** Set task **
Repeat exactly, and only, the lines from the one holding "Give me the" through the last line of the records below.

** Record excerpts **

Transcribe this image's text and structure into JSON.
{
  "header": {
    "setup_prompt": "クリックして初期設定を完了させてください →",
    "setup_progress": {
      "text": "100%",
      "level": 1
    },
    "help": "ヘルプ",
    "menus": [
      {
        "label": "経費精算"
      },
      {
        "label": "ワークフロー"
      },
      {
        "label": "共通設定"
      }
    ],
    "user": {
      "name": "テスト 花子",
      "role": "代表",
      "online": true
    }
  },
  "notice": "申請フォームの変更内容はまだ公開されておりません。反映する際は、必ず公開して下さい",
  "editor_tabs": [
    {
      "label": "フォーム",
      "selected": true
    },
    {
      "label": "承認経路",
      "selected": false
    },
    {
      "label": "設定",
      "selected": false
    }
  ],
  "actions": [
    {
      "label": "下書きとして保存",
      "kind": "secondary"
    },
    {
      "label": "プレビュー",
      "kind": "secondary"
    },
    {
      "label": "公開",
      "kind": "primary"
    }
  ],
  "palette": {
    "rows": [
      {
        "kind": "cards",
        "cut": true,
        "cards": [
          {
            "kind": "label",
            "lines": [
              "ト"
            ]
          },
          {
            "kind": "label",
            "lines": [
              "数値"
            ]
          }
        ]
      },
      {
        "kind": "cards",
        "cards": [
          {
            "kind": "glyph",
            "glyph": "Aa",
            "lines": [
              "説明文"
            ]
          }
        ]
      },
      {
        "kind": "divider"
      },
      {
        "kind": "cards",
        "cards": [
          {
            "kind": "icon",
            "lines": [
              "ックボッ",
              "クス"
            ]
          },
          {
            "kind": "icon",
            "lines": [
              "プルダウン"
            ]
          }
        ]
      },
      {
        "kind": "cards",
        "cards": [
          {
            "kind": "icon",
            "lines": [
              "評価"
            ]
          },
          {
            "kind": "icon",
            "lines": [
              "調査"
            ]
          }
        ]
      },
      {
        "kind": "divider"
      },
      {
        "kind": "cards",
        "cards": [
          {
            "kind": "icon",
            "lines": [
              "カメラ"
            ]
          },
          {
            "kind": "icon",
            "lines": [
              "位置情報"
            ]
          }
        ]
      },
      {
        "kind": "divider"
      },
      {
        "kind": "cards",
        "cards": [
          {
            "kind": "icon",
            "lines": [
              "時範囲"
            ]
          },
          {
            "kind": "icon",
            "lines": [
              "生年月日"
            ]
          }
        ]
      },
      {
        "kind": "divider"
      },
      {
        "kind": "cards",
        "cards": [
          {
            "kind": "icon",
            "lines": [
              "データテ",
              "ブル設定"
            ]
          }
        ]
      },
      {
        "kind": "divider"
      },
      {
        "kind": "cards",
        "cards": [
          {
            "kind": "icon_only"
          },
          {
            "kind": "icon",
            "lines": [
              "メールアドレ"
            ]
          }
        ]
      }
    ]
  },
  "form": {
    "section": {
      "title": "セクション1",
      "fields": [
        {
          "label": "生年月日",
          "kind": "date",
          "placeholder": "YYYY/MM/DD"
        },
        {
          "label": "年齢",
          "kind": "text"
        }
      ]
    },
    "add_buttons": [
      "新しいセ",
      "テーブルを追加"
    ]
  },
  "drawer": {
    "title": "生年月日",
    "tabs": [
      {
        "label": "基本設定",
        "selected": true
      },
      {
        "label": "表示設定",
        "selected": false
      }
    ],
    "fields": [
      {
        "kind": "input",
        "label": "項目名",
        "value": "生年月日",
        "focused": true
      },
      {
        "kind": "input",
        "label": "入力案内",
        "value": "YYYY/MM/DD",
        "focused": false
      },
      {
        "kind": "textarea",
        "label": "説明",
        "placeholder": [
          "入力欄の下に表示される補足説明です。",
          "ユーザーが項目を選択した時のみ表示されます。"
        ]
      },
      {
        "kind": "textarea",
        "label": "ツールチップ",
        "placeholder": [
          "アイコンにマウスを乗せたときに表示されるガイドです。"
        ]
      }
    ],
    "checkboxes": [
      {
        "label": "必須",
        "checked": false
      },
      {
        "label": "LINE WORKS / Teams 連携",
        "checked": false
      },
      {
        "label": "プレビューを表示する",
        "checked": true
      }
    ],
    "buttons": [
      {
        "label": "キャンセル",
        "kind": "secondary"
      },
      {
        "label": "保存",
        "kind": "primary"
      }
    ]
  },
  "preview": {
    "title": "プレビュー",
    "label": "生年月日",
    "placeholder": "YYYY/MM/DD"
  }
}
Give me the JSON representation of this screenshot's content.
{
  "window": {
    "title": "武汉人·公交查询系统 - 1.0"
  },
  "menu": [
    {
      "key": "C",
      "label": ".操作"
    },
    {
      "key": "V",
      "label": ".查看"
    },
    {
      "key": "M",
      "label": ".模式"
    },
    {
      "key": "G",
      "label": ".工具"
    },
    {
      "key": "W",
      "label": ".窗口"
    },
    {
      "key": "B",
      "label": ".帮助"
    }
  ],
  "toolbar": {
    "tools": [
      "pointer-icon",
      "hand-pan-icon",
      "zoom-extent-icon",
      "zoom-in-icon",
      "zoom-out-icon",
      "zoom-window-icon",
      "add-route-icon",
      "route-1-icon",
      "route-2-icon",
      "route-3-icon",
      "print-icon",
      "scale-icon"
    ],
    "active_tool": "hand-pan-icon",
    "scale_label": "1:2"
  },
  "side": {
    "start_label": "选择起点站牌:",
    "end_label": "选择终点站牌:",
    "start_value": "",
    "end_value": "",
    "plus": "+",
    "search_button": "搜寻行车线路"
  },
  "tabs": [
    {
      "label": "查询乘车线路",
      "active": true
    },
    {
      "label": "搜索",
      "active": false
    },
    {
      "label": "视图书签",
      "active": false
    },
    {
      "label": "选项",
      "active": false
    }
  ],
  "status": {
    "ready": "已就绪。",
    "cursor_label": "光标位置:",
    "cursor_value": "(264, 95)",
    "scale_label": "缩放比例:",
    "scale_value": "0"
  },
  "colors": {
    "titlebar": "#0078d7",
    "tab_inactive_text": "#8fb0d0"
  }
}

** Solution for this problem **
Give me the JSON representation of this screenshot's content.
{
  "window": {
    "title": "武汉人·公交查询系统 - 1.0"
  },
  "menu": [
    {
      "key": "C",
      "label": ".操作"
    },
    {
      "key": "V",
      "label": ".查看"
    },
    {
      "key": "M",
      "label": ".模式"
    },
    {
      "key": "G",
      "label": ".工具"
    },
    {
      "key": "W",
      "label": ".窗口"
    },
    {
      "key": "B",
      "label": ".帮助"
    }
  ],
  "toolbar": {
    "tools": [
      "pointer-icon",
      "hand-pan-icon",
      "zoom-extent-icon",
      "zoom-in-icon",
      "zoom-out-icon",
      "zoom-window-icon",
      "add-route-icon",
      "route-1-icon",
      "route-2-icon",
      "route-3-icon",
      "print-icon",
      "scale-icon"
    ],
    "active_tool": "hand-pan-icon",
    "scale_label": "1:2"
  },
  "side": {
    "start_label": "选择起点站牌:",
    "end_label": "选择终点站牌:",
    "start_value": "",
    "end_value": "",
    "plus": "+",
    "search_button": "搜寻行车线路"
  },
  "tabs": [
    {
      "label": "查询乘车线路",
      "active": true
    },
    {
      "label": "搜索",
      "active": false
    },
    {
      "label": "视图书签",
      "active": false
    },
    {
      "label": "选项",
      "active": false
    }
  ],
  "status": {
    "ready": "已就绪。",
    "cursor_label": "光标位置:",
    "cursor_value": "(264, 95)",
    "scale_label": "缩放比例:",
    "scale_value": "0"
  },
  "colors": {
    "titlebar": "#0078d7",
    "tab_inactive_text": "#8fb0d0"
  }
}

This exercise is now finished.